Your instructions:
Without the pictures, give the entries below again exactly as written.

[Data entries for graphics]
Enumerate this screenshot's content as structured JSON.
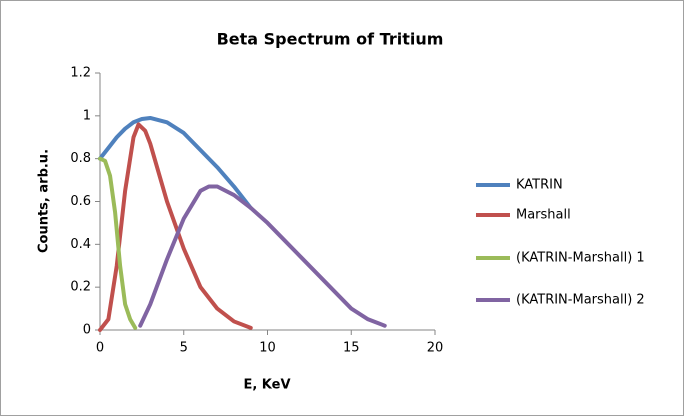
{
  "chart_data": {
    "type": "line",
    "title": "Beta Spectrum of Tritium",
    "x_label": "E, KeV",
    "y_label": "Counts, arb.u.",
    "xlim": [
      0,
      20
    ],
    "xticks": [
      0,
      5,
      10,
      15,
      20
    ],
    "ylim": [
      0,
      1.2
    ],
    "yticks": [
      0,
      0.2,
      0.4,
      0.6,
      0.8,
      1,
      1.2
    ],
    "grid": false,
    "legend": "right",
    "series": [
      {
        "name": "KATRIN",
        "color": "#4f81bd",
        "x": [
          0,
          0.5,
          1,
          1.5,
          2,
          2.5,
          3,
          4,
          5,
          6,
          7,
          8,
          9
        ],
        "values": [
          0.8,
          0.85,
          0.9,
          0.94,
          0.97,
          0.985,
          0.99,
          0.97,
          0.92,
          0.84,
          0.76,
          0.67,
          0.57
        ]
      },
      {
        "name": "Marshall",
        "color": "#c0504d",
        "x": [
          0,
          0.5,
          1,
          1.5,
          2,
          2.3,
          2.7,
          3,
          4,
          5,
          6,
          7,
          8,
          9
        ],
        "values": [
          0,
          0.05,
          0.3,
          0.65,
          0.9,
          0.96,
          0.93,
          0.87,
          0.6,
          0.38,
          0.2,
          0.1,
          0.04,
          0.01
        ]
      },
      {
        "name": "(KATRIN-Marshall) 1",
        "color": "#9bbb59",
        "x": [
          0,
          0.3,
          0.6,
          0.9,
          1.2,
          1.5,
          1.8,
          2.1
        ],
        "values": [
          0.8,
          0.79,
          0.72,
          0.55,
          0.3,
          0.12,
          0.05,
          0.01
        ]
      },
      {
        "name": "(KATRIN-Marshall) 2",
        "color": "#8064a2",
        "x": [
          2.4,
          3,
          4,
          5,
          6,
          6.5,
          7,
          8,
          9,
          10,
          11,
          12,
          13,
          14,
          15,
          16,
          17
        ],
        "values": [
          0.02,
          0.12,
          0.33,
          0.52,
          0.65,
          0.67,
          0.67,
          0.63,
          0.57,
          0.5,
          0.42,
          0.34,
          0.26,
          0.18,
          0.1,
          0.05,
          0.02
        ]
      }
    ]
  }
}
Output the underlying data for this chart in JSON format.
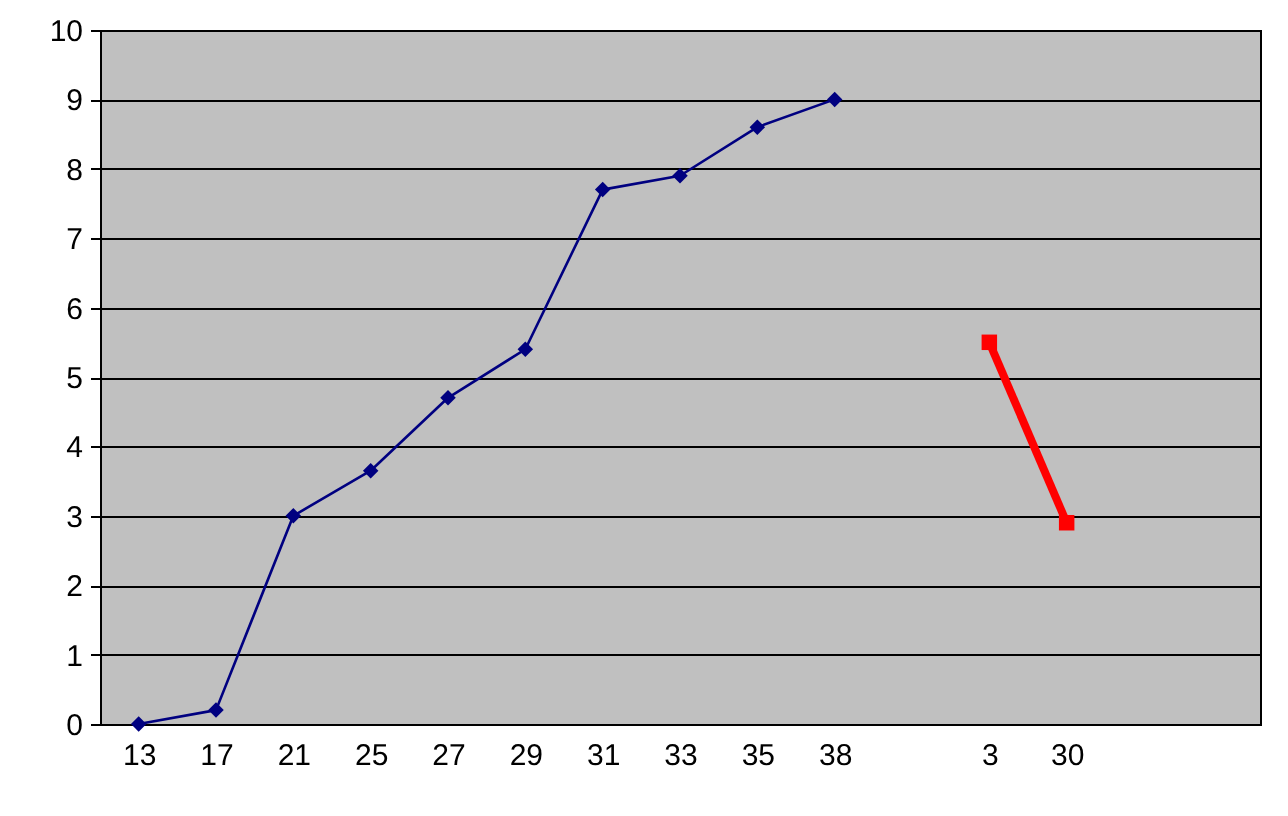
{
  "chart_data": {
    "type": "line",
    "categories": [
      "13",
      "17",
      "21",
      "25",
      "27",
      "29",
      "31",
      "33",
      "35",
      "38",
      null,
      "3",
      "30",
      null,
      null
    ],
    "series": [
      {
        "color": "#000080",
        "marker": "diamond",
        "values": [
          0,
          0.2,
          3,
          3.65,
          4.7,
          5.4,
          7.7,
          7.9,
          8.6,
          9,
          null,
          null,
          null,
          null,
          null
        ]
      },
      {
        "color": "#ff0000",
        "marker": "square",
        "values": [
          null,
          null,
          null,
          null,
          null,
          null,
          null,
          null,
          null,
          null,
          null,
          5.5,
          2.9,
          null,
          null
        ]
      }
    ],
    "ylim": [
      0,
      10
    ],
    "yticks": [
      0,
      1,
      2,
      3,
      4,
      5,
      6,
      7,
      8,
      9,
      10
    ],
    "grid": "y"
  }
}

Solved problem:
Enumerate this screenshot's content as structured JSON.
{
  "chart_data": {
    "type": "line",
    "title": "Beta Spectrum of Tritium",
    "x_label": "E, KeV",
    "y_label": "Counts, arb.u.",
    "xlim": [
      0,
      20
    ],
    "xticks": [
      0,
      5,
      10,
      15,
      20
    ],
    "ylim": [
      0,
      1.2
    ],
    "yticks": [
      0,
      0.2,
      0.4,
      0.6,
      0.8,
      1,
      1.2
    ],
    "grid": false,
    "legend": "right",
    "series": [
      {
        "name": "KATRIN",
        "color": "#4f81bd",
        "x": [
          0,
          0.5,
          1,
          1.5,
          2,
          2.5,
          3,
          4,
          5,
          6,
          7,
          8,
          9
        ],
        "values": [
          0.8,
          0.85,
          0.9,
          0.94,
          0.97,
          0.985,
          0.99,
          0.97,
          0.92,
          0.84,
          0.76,
          0.67,
          0.57
        ]
      },
      {
        "name": "Marshall",
        "color": "#c0504d",
        "x": [
          0,
          0.5,
          1,
          1.5,
          2,
          2.3,
          2.7,
          3,
          4,
          5,
          6,
          7,
          8,
          9
        ],
        "values": [
          0,
          0.05,
          0.3,
          0.65,
          0.9,
          0.96,
          0.93,
          0.87,
          0.6,
          0.38,
          0.2,
          0.1,
          0.04,
          0.01
        ]
      },
      {
        "name": "(KATRIN-Marshall) 1",
        "color": "#9bbb59",
        "x": [
          0,
          0.3,
          0.6,
          0.9,
          1.2,
          1.5,
          1.8,
          2.1
        ],
        "values": [
          0.8,
          0.79,
          0.72,
          0.55,
          0.3,
          0.12,
          0.05,
          0.01
        ]
      },
      {
        "name": "(KATRIN-Marshall) 2",
        "color": "#8064a2",
        "x": [
          2.4,
          3,
          4,
          5,
          6,
          6.5,
          7,
          8,
          9,
          10,
          11,
          12,
          13,
          14,
          15,
          16,
          17
        ],
        "values": [
          0.02,
          0.12,
          0.33,
          0.52,
          0.65,
          0.67,
          0.67,
          0.63,
          0.57,
          0.5,
          0.42,
          0.34,
          0.26,
          0.18,
          0.1,
          0.05,
          0.02
        ]
      }
    ]
  }
}
Output the underlying data for this chart in JSON format.
{
  "chart_data": {
    "type": "line",
    "categories": [
      "13",
      "17",
      "21",
      "25",
      "27",
      "29",
      "31",
      "33",
      "35",
      "38",
      null,
      "3",
      "30",
      null,
      null
    ],
    "series": [
      {
        "color": "#000080",
        "marker": "diamond",
        "values": [
          0,
          0.2,
          3,
          3.65,
          4.7,
          5.4,
          7.7,
          7.9,
          8.6,
          9,
          null,
          null,
          null,
          null,
          null
        ]
      },
      {
        "color": "#ff0000",
        "marker": "square",
        "values": [
          null,
          null,
          null,
          null,
          null,
          null,
          null,
          null,
          null,
          null,
          null,
          5.5,
          2.9,
          null,
          null
        ]
      }
    ],
    "ylim": [
      0,
      10
    ],
    "yticks": [
      0,
      1,
      2,
      3,
      4,
      5,
      6,
      7,
      8,
      9,
      10
    ],
    "grid": "y"
  }
}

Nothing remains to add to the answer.